§ Stored records
════════════════════
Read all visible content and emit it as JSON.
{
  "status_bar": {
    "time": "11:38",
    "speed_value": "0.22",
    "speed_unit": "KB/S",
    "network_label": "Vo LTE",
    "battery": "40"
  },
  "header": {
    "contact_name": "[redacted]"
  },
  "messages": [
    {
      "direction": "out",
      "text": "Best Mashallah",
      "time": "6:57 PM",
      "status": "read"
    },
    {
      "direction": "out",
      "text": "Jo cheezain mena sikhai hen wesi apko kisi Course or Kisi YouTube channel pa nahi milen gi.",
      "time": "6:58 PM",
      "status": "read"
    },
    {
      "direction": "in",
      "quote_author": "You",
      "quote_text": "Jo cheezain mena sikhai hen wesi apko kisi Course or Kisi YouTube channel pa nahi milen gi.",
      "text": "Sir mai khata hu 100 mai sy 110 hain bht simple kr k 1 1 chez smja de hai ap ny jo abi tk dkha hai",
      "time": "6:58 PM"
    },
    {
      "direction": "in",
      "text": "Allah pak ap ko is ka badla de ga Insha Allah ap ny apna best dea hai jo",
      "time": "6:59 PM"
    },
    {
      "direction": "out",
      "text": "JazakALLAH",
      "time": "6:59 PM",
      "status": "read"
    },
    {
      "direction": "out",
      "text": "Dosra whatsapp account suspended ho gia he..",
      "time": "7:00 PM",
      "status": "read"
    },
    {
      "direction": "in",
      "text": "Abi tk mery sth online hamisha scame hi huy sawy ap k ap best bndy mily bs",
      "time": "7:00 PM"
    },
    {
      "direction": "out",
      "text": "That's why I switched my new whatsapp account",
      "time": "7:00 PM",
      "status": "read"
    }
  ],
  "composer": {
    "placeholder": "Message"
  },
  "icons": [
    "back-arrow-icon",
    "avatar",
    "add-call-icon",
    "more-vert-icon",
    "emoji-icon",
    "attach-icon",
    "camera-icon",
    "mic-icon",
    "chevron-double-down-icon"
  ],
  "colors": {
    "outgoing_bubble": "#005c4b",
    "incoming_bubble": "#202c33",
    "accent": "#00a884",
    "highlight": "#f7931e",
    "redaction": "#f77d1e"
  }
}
════════════════════
§ The exercise
Select the lines from the entries that include the word "whatsapp".

§ Reply to the task
      "text": "Dosra whatsapp account suspended ho gia he..",
      "text": "That's why I switched my new whatsapp account",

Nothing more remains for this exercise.